Exercise details —
Leave out the pictures and repeat the rest of the material exactly.

|---|

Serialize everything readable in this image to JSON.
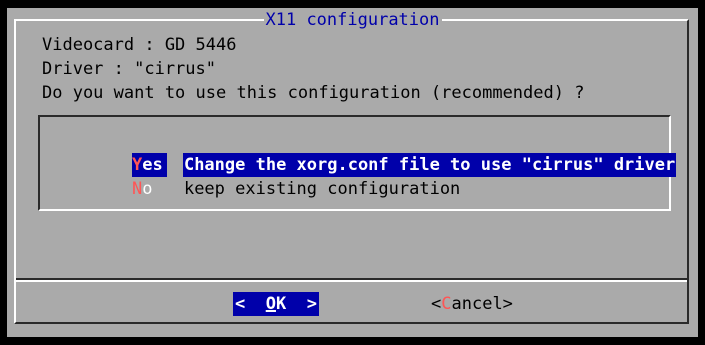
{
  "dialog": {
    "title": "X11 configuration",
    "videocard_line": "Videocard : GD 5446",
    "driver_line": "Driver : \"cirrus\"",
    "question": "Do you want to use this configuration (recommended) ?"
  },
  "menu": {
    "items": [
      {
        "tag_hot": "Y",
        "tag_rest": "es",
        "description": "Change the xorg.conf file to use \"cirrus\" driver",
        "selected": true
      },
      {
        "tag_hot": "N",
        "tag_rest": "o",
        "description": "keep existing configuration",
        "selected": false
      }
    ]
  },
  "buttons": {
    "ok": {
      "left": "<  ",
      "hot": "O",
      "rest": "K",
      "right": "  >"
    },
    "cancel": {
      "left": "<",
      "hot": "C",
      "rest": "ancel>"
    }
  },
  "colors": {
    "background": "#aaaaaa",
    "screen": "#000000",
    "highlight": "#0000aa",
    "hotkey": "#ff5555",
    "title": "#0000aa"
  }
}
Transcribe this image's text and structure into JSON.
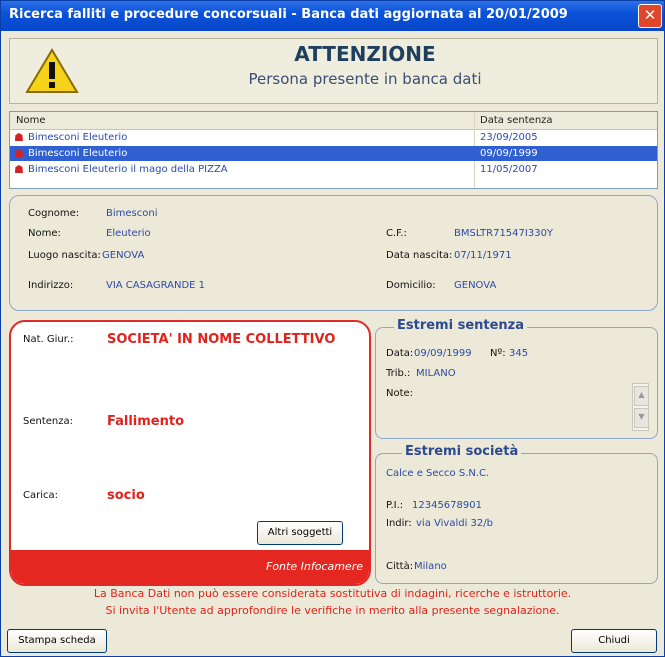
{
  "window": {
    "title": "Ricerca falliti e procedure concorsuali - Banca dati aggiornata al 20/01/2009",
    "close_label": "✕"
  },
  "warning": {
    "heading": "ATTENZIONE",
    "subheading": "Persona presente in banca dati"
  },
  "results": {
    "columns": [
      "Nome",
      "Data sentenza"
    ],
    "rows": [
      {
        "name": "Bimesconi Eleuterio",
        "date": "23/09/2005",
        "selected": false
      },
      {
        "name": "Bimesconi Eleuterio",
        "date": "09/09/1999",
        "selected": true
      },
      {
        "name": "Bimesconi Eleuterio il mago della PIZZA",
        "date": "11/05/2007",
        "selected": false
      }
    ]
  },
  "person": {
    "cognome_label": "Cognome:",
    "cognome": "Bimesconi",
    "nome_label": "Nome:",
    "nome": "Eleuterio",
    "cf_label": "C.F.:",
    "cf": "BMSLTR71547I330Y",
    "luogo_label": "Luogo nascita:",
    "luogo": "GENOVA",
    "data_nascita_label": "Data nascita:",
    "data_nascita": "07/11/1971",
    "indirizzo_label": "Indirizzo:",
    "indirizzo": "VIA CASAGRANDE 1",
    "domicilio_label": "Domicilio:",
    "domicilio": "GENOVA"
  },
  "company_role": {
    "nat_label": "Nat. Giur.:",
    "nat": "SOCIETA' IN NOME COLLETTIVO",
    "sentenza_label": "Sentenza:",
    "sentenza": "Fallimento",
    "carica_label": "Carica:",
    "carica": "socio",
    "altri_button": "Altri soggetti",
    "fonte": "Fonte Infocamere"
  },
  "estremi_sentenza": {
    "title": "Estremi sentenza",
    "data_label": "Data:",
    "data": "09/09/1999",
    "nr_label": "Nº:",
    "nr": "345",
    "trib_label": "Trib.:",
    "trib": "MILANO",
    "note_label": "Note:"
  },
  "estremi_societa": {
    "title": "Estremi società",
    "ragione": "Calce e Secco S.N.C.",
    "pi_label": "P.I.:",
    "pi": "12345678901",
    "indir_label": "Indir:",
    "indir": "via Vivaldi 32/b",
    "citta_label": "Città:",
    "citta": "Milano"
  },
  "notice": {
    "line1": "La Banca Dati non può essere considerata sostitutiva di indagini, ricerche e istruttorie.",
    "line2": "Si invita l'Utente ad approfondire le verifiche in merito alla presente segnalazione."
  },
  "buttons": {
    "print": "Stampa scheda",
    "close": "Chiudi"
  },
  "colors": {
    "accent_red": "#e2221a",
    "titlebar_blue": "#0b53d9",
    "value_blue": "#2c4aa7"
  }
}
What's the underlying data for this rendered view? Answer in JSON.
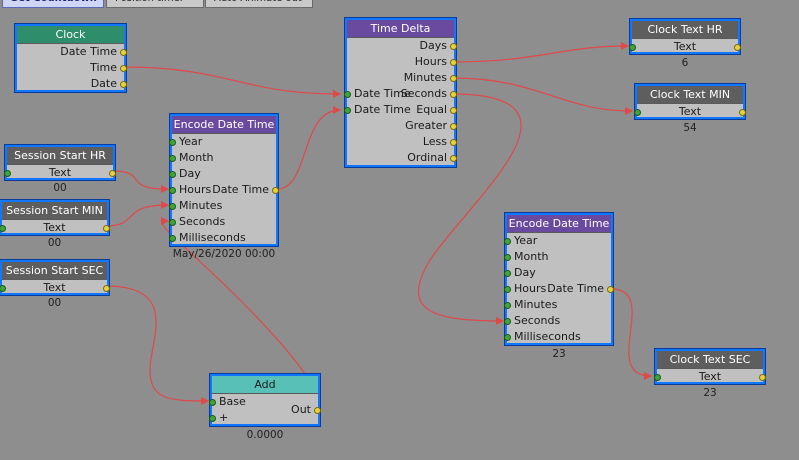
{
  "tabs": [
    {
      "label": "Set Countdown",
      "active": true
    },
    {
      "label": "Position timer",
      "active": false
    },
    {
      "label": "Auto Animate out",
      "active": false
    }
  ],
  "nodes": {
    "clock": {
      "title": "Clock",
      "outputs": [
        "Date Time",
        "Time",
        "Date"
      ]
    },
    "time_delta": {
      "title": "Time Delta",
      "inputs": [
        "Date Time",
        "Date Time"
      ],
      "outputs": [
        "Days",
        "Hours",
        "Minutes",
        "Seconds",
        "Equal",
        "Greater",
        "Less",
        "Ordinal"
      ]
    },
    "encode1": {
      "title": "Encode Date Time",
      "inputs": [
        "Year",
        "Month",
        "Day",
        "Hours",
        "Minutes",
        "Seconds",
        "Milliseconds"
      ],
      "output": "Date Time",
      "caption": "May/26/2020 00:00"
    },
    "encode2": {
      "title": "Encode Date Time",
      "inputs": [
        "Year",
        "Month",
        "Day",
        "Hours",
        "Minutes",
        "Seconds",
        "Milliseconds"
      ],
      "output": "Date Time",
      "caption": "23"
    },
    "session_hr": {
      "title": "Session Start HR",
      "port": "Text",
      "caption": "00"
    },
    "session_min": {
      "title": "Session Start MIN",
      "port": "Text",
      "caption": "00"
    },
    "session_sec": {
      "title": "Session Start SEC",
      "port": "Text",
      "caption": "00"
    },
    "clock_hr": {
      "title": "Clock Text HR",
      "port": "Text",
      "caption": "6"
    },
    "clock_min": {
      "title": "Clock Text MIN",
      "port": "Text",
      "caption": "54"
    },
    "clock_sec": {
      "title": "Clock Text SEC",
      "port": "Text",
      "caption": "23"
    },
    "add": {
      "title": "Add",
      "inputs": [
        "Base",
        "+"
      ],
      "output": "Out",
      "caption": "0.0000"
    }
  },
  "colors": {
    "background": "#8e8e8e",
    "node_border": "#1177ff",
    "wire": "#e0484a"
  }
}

|---|

Result of the task —
Serialize everything readable in this image to JSON.
{
  "dialog": {
    "title": "X11 configuration",
    "videocard_line": "Videocard : GD 5446",
    "driver_line": "Driver : \"cirrus\"",
    "question": "Do you want to use this configuration (recommended) ?"
  },
  "menu": {
    "items": [
      {
        "tag_hot": "Y",
        "tag_rest": "es",
        "description": "Change the xorg.conf file to use \"cirrus\" driver",
        "selected": true
      },
      {
        "tag_hot": "N",
        "tag_rest": "o",
        "description": "keep existing configuration",
        "selected": false
      }
    ]
  },
  "buttons": {
    "ok": {
      "left": "<  ",
      "hot": "O",
      "rest": "K",
      "right": "  >"
    },
    "cancel": {
      "left": "<",
      "hot": "C",
      "rest": "ancel>"
    }
  },
  "colors": {
    "background": "#aaaaaa",
    "screen": "#000000",
    "highlight": "#0000aa",
    "hotkey": "#ff5555",
    "title": "#0000aa"
  }
}
Transcribe this image's text and structure into JSON.
{
  "window": {
    "title": "Ricerca falliti e procedure concorsuali - Banca dati aggiornata al 20/01/2009",
    "close_label": "✕"
  },
  "warning": {
    "heading": "ATTENZIONE",
    "subheading": "Persona presente in banca dati"
  },
  "results": {
    "columns": [
      "Nome",
      "Data sentenza"
    ],
    "rows": [
      {
        "name": "Bimesconi Eleuterio",
        "date": "23/09/2005",
        "selected": false
      },
      {
        "name": "Bimesconi Eleuterio",
        "date": "09/09/1999",
        "selected": true
      },
      {
        "name": "Bimesconi Eleuterio il mago della PIZZA",
        "date": "11/05/2007",
        "selected": false
      }
    ]
  },
  "person": {
    "cognome_label": "Cognome:",
    "cognome": "Bimesconi",
    "nome_label": "Nome:",
    "nome": "Eleuterio",
    "cf_label": "C.F.:",
    "cf": "BMSLTR71547I330Y",
    "luogo_label": "Luogo nascita:",
    "luogo": "GENOVA",
    "data_nascita_label": "Data nascita:",
    "data_nascita": "07/11/1971",
    "indirizzo_label": "Indirizzo:",
    "indirizzo": "VIA CASAGRANDE 1",
    "domicilio_label": "Domicilio:",
    "domicilio": "GENOVA"
  },
  "company_role": {
    "nat_label": "Nat. Giur.:",
    "nat": "SOCIETA' IN NOME COLLETTIVO",
    "sentenza_label": "Sentenza:",
    "sentenza": "Fallimento",
    "carica_label": "Carica:",
    "carica": "socio",
    "altri_button": "Altri soggetti",
    "fonte": "Fonte Infocamere"
  },
  "estremi_sentenza": {
    "title": "Estremi sentenza",
    "data_label": "Data:",
    "data": "09/09/1999",
    "nr_label": "Nº:",
    "nr": "345",
    "trib_label": "Trib.:",
    "trib": "MILANO",
    "note_label": "Note:"
  },
  "estremi_societa": {
    "title": "Estremi società",
    "ragione": "Calce e Secco S.N.C.",
    "pi_label": "P.I.:",
    "pi": "12345678901",
    "indir_label": "Indir:",
    "indir": "via Vivaldi 32/b",
    "citta_label": "Città:",
    "citta": "Milano"
  },
  "notice": {
    "line1": "La Banca Dati non può essere considerata sostitutiva di indagini, ricerche e istruttorie.",
    "line2": "Si invita l'Utente ad approfondire le verifiche in merito alla presente segnalazione."
  },
  "buttons": {
    "print": "Stampa scheda",
    "close": "Chiudi"
  },
  "colors": {
    "accent_red": "#e2221a",
    "titlebar_blue": "#0b53d9",
    "value_blue": "#2c4aa7"
  }
}
What's the underlying data for this rendered view? Answer in JSON.
{
  "tabs": [
    {
      "label": "Set Countdown",
      "active": true
    },
    {
      "label": "Position timer",
      "active": false
    },
    {
      "label": "Auto Animate out",
      "active": false
    }
  ],
  "nodes": {
    "clock": {
      "title": "Clock",
      "outputs": [
        "Date Time",
        "Time",
        "Date"
      ]
    },
    "time_delta": {
      "title": "Time Delta",
      "inputs": [
        "Date Time",
        "Date Time"
      ],
      "outputs": [
        "Days",
        "Hours",
        "Minutes",
        "Seconds",
        "Equal",
        "Greater",
        "Less",
        "Ordinal"
      ]
    },
    "encode1": {
      "title": "Encode Date Time",
      "inputs": [
        "Year",
        "Month",
        "Day",
        "Hours",
        "Minutes",
        "Seconds",
        "Milliseconds"
      ],
      "output": "Date Time",
      "caption": "May/26/2020 00:00"
    },
    "encode2": {
      "title": "Encode Date Time",
      "inputs": [
        "Year",
        "Month",
        "Day",
        "Hours",
        "Minutes",
        "Seconds",
        "Milliseconds"
      ],
      "output": "Date Time",
      "caption": "23"
    },
    "session_hr": {
      "title": "Session Start HR",
      "port": "Text",
      "caption": "00"
    },
    "session_min": {
      "title": "Session Start MIN",
      "port": "Text",
      "caption": "00"
    },
    "session_sec": {
      "title": "Session Start SEC",
      "port": "Text",
      "caption": "00"
    },
    "clock_hr": {
      "title": "Clock Text HR",
      "port": "Text",
      "caption": "6"
    },
    "clock_min": {
      "title": "Clock Text MIN",
      "port": "Text",
      "caption": "54"
    },
    "clock_sec": {
      "title": "Clock Text SEC",
      "port": "Text",
      "caption": "23"
    },
    "add": {
      "title": "Add",
      "inputs": [
        "Base",
        "+"
      ],
      "output": "Out",
      "caption": "0.0000"
    }
  },
  "colors": {
    "background": "#8e8e8e",
    "node_border": "#1177ff",
    "wire": "#e0484a"
  }
}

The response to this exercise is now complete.